*WHAT YOU HAVE TO DO*
Return each line of the listing below, unchanged, and omit the images.

◆ ◆ ◆ ◆ ◆

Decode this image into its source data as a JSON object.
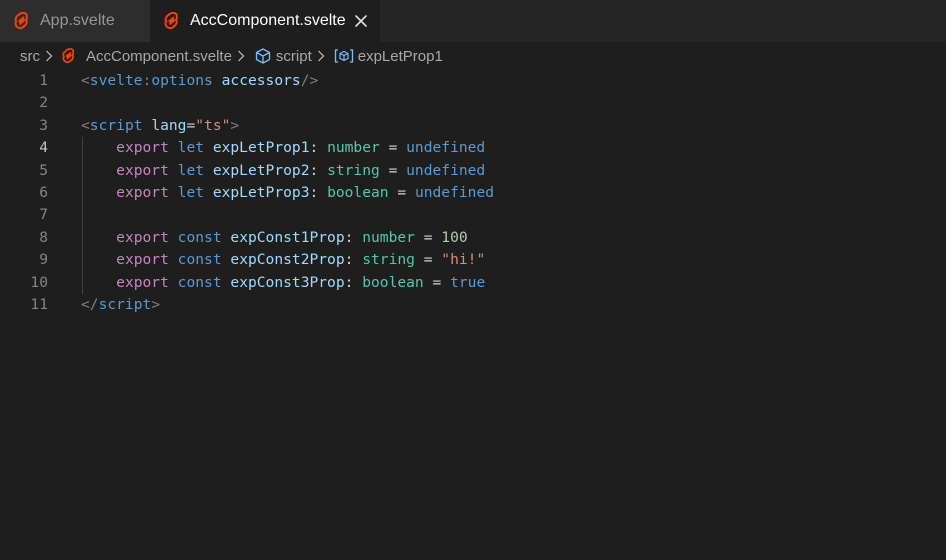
{
  "tabs": [
    {
      "label": "App.svelte",
      "active": false
    },
    {
      "label": "AccComponent.svelte",
      "active": true
    }
  ],
  "breadcrumb": {
    "folder": "src",
    "file": "AccComponent.svelte",
    "section": "script",
    "symbol": "expLetProp1"
  },
  "editor": {
    "current_line": 4,
    "line_numbers": [
      "1",
      "2",
      "3",
      "4",
      "5",
      "6",
      "7",
      "8",
      "9",
      "10",
      "11"
    ],
    "lines": [
      [
        {
          "t": "<",
          "c": "punct"
        },
        {
          "t": "svelte",
          "c": "tag"
        },
        {
          "t": ":",
          "c": "punct"
        },
        {
          "t": "options",
          "c": "tag"
        },
        {
          "t": " ",
          "c": "op"
        },
        {
          "t": "accessors",
          "c": "attr"
        },
        {
          "t": "/>",
          "c": "punct"
        }
      ],
      [],
      [
        {
          "t": "<",
          "c": "punct"
        },
        {
          "t": "script",
          "c": "tag"
        },
        {
          "t": " ",
          "c": "op"
        },
        {
          "t": "lang",
          "c": "attr"
        },
        {
          "t": "=",
          "c": "op"
        },
        {
          "t": "\"ts\"",
          "c": "str"
        },
        {
          "t": ">",
          "c": "punct"
        }
      ],
      [
        {
          "t": "    ",
          "c": "op"
        },
        {
          "t": "export",
          "c": "ctrl"
        },
        {
          "t": " ",
          "c": "op"
        },
        {
          "t": "let",
          "c": "kw"
        },
        {
          "t": " ",
          "c": "op"
        },
        {
          "t": "expLetProp1",
          "c": "var"
        },
        {
          "t": ": ",
          "c": "op"
        },
        {
          "t": "number",
          "c": "type"
        },
        {
          "t": " = ",
          "c": "op"
        },
        {
          "t": "undefined",
          "c": "kw"
        }
      ],
      [
        {
          "t": "    ",
          "c": "op"
        },
        {
          "t": "export",
          "c": "ctrl"
        },
        {
          "t": " ",
          "c": "op"
        },
        {
          "t": "let",
          "c": "kw"
        },
        {
          "t": " ",
          "c": "op"
        },
        {
          "t": "expLetProp2",
          "c": "var"
        },
        {
          "t": ": ",
          "c": "op"
        },
        {
          "t": "string",
          "c": "type"
        },
        {
          "t": " = ",
          "c": "op"
        },
        {
          "t": "undefined",
          "c": "kw"
        }
      ],
      [
        {
          "t": "    ",
          "c": "op"
        },
        {
          "t": "export",
          "c": "ctrl"
        },
        {
          "t": " ",
          "c": "op"
        },
        {
          "t": "let",
          "c": "kw"
        },
        {
          "t": " ",
          "c": "op"
        },
        {
          "t": "expLetProp3",
          "c": "var"
        },
        {
          "t": ": ",
          "c": "op"
        },
        {
          "t": "boolean",
          "c": "type"
        },
        {
          "t": " = ",
          "c": "op"
        },
        {
          "t": "undefined",
          "c": "kw"
        }
      ],
      [],
      [
        {
          "t": "    ",
          "c": "op"
        },
        {
          "t": "export",
          "c": "ctrl"
        },
        {
          "t": " ",
          "c": "op"
        },
        {
          "t": "const",
          "c": "kw"
        },
        {
          "t": " ",
          "c": "op"
        },
        {
          "t": "expConst1Prop",
          "c": "var"
        },
        {
          "t": ": ",
          "c": "op"
        },
        {
          "t": "number",
          "c": "type"
        },
        {
          "t": " = ",
          "c": "op"
        },
        {
          "t": "100",
          "c": "num"
        }
      ],
      [
        {
          "t": "    ",
          "c": "op"
        },
        {
          "t": "export",
          "c": "ctrl"
        },
        {
          "t": " ",
          "c": "op"
        },
        {
          "t": "const",
          "c": "kw"
        },
        {
          "t": " ",
          "c": "op"
        },
        {
          "t": "expConst2Prop",
          "c": "var"
        },
        {
          "t": ": ",
          "c": "op"
        },
        {
          "t": "string",
          "c": "type"
        },
        {
          "t": " = ",
          "c": "op"
        },
        {
          "t": "\"hi!\"",
          "c": "str"
        }
      ],
      [
        {
          "t": "    ",
          "c": "op"
        },
        {
          "t": "export",
          "c": "ctrl"
        },
        {
          "t": " ",
          "c": "op"
        },
        {
          "t": "const",
          "c": "kw"
        },
        {
          "t": " ",
          "c": "op"
        },
        {
          "t": "expConst3Prop",
          "c": "var"
        },
        {
          "t": ": ",
          "c": "op"
        },
        {
          "t": "boolean",
          "c": "type"
        },
        {
          "t": " = ",
          "c": "op"
        },
        {
          "t": "true",
          "c": "kw"
        }
      ],
      [
        {
          "t": "</",
          "c": "punct"
        },
        {
          "t": "script",
          "c": "tag"
        },
        {
          "t": ">",
          "c": "punct"
        }
      ]
    ]
  },
  "icons": {
    "svelte_logo": "svelte-logo-icon",
    "close": "close-icon",
    "chevron": "chevron-right-icon",
    "module": "cube-icon",
    "variable": "variable-icon"
  },
  "colors": {
    "background": "#1e1e1e",
    "svelte_orange": "#ff3e00"
  }
}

◆ ◆ ◆ ◆ ◆

*SOLUTION BELOW*
Decode this image into its source data as a JSON object.
{
  "tabs": [
    {
      "label": "App.svelte",
      "active": false
    },
    {
      "label": "AccComponent.svelte",
      "active": true
    }
  ],
  "breadcrumb": {
    "folder": "src",
    "file": "AccComponent.svelte",
    "section": "script",
    "symbol": "expLetProp1"
  },
  "editor": {
    "current_line": 4,
    "line_numbers": [
      "1",
      "2",
      "3",
      "4",
      "5",
      "6",
      "7",
      "8",
      "9",
      "10",
      "11"
    ],
    "lines": [
      [
        {
          "t": "<",
          "c": "punct"
        },
        {
          "t": "svelte",
          "c": "tag"
        },
        {
          "t": ":",
          "c": "punct"
        },
        {
          "t": "options",
          "c": "tag"
        },
        {
          "t": " ",
          "c": "op"
        },
        {
          "t": "accessors",
          "c": "attr"
        },
        {
          "t": "/>",
          "c": "punct"
        }
      ],
      [],
      [
        {
          "t": "<",
          "c": "punct"
        },
        {
          "t": "script",
          "c": "tag"
        },
        {
          "t": " ",
          "c": "op"
        },
        {
          "t": "lang",
          "c": "attr"
        },
        {
          "t": "=",
          "c": "op"
        },
        {
          "t": "\"ts\"",
          "c": "str"
        },
        {
          "t": ">",
          "c": "punct"
        }
      ],
      [
        {
          "t": "    ",
          "c": "op"
        },
        {
          "t": "export",
          "c": "ctrl"
        },
        {
          "t": " ",
          "c": "op"
        },
        {
          "t": "let",
          "c": "kw"
        },
        {
          "t": " ",
          "c": "op"
        },
        {
          "t": "expLetProp1",
          "c": "var"
        },
        {
          "t": ": ",
          "c": "op"
        },
        {
          "t": "number",
          "c": "type"
        },
        {
          "t": " = ",
          "c": "op"
        },
        {
          "t": "undefined",
          "c": "kw"
        }
      ],
      [
        {
          "t": "    ",
          "c": "op"
        },
        {
          "t": "export",
          "c": "ctrl"
        },
        {
          "t": " ",
          "c": "op"
        },
        {
          "t": "let",
          "c": "kw"
        },
        {
          "t": " ",
          "c": "op"
        },
        {
          "t": "expLetProp2",
          "c": "var"
        },
        {
          "t": ": ",
          "c": "op"
        },
        {
          "t": "string",
          "c": "type"
        },
        {
          "t": " = ",
          "c": "op"
        },
        {
          "t": "undefined",
          "c": "kw"
        }
      ],
      [
        {
          "t": "    ",
          "c": "op"
        },
        {
          "t": "export",
          "c": "ctrl"
        },
        {
          "t": " ",
          "c": "op"
        },
        {
          "t": "let",
          "c": "kw"
        },
        {
          "t": " ",
          "c": "op"
        },
        {
          "t": "expLetProp3",
          "c": "var"
        },
        {
          "t": ": ",
          "c": "op"
        },
        {
          "t": "boolean",
          "c": "type"
        },
        {
          "t": " = ",
          "c": "op"
        },
        {
          "t": "undefined",
          "c": "kw"
        }
      ],
      [],
      [
        {
          "t": "    ",
          "c": "op"
        },
        {
          "t": "export",
          "c": "ctrl"
        },
        {
          "t": " ",
          "c": "op"
        },
        {
          "t": "const",
          "c": "kw"
        },
        {
          "t": " ",
          "c": "op"
        },
        {
          "t": "expConst1Prop",
          "c": "var"
        },
        {
          "t": ": ",
          "c": "op"
        },
        {
          "t": "number",
          "c": "type"
        },
        {
          "t": " = ",
          "c": "op"
        },
        {
          "t": "100",
          "c": "num"
        }
      ],
      [
        {
          "t": "    ",
          "c": "op"
        },
        {
          "t": "export",
          "c": "ctrl"
        },
        {
          "t": " ",
          "c": "op"
        },
        {
          "t": "const",
          "c": "kw"
        },
        {
          "t": " ",
          "c": "op"
        },
        {
          "t": "expConst2Prop",
          "c": "var"
        },
        {
          "t": ": ",
          "c": "op"
        },
        {
          "t": "string",
          "c": "type"
        },
        {
          "t": " = ",
          "c": "op"
        },
        {
          "t": "\"hi!\"",
          "c": "str"
        }
      ],
      [
        {
          "t": "    ",
          "c": "op"
        },
        {
          "t": "export",
          "c": "ctrl"
        },
        {
          "t": " ",
          "c": "op"
        },
        {
          "t": "const",
          "c": "kw"
        },
        {
          "t": " ",
          "c": "op"
        },
        {
          "t": "expConst3Prop",
          "c": "var"
        },
        {
          "t": ": ",
          "c": "op"
        },
        {
          "t": "boolean",
          "c": "type"
        },
        {
          "t": " = ",
          "c": "op"
        },
        {
          "t": "true",
          "c": "kw"
        }
      ],
      [
        {
          "t": "</",
          "c": "punct"
        },
        {
          "t": "script",
          "c": "tag"
        },
        {
          "t": ">",
          "c": "punct"
        }
      ]
    ]
  },
  "icons": {
    "svelte_logo": "svelte-logo-icon",
    "close": "close-icon",
    "chevron": "chevron-right-icon",
    "module": "cube-icon",
    "variable": "variable-icon"
  },
  "colors": {
    "background": "#1e1e1e",
    "svelte_orange": "#ff3e00"
  }
}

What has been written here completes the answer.